## The exercise
Filter the records for lines holding the string "Fort".
* * * * * * * * *
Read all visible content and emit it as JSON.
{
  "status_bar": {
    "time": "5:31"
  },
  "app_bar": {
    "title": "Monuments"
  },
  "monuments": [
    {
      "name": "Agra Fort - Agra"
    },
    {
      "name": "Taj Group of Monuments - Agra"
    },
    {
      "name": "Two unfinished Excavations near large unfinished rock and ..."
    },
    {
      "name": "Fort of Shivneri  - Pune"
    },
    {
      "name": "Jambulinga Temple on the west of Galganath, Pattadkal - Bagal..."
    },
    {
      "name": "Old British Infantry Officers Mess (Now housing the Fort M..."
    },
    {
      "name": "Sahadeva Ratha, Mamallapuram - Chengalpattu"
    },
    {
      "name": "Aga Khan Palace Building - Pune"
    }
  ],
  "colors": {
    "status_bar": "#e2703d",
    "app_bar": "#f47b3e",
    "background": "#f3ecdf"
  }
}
* * * * * * * * *
## Answer to the exercise
      "name": "Agra Fort - Agra"
      "name": "Fort of Shivneri  - Pune"
      "name": "Old British Infantry Officers Mess (Now housing the Fort M..."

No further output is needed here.